***** Material for the task

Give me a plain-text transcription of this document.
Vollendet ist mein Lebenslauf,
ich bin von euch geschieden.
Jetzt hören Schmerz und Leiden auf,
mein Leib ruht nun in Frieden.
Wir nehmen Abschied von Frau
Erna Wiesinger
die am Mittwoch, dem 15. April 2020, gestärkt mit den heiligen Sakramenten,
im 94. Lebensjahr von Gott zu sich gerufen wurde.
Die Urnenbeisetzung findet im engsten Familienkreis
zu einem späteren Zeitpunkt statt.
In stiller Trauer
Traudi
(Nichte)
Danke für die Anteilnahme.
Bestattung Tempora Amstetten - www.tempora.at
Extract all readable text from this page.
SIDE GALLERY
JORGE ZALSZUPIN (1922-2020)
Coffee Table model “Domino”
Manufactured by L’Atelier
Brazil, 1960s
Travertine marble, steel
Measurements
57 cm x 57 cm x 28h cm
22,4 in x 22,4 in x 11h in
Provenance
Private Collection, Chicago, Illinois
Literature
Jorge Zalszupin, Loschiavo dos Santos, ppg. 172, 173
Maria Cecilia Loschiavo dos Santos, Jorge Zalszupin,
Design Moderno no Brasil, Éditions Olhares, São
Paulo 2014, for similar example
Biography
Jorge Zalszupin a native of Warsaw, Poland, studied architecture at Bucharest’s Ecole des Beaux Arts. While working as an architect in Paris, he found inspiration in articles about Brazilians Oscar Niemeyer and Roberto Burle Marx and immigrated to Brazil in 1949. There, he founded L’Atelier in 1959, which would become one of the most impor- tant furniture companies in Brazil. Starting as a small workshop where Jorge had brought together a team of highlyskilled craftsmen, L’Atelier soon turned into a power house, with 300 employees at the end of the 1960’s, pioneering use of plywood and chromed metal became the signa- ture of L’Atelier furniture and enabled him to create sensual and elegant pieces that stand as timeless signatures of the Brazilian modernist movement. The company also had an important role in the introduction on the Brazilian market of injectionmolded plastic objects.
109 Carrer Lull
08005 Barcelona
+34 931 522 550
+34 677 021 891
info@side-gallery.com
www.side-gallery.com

**********

List every line above that contains the word "this".

Give me a plain-text transcription of this document.
Extract all readable text from this page.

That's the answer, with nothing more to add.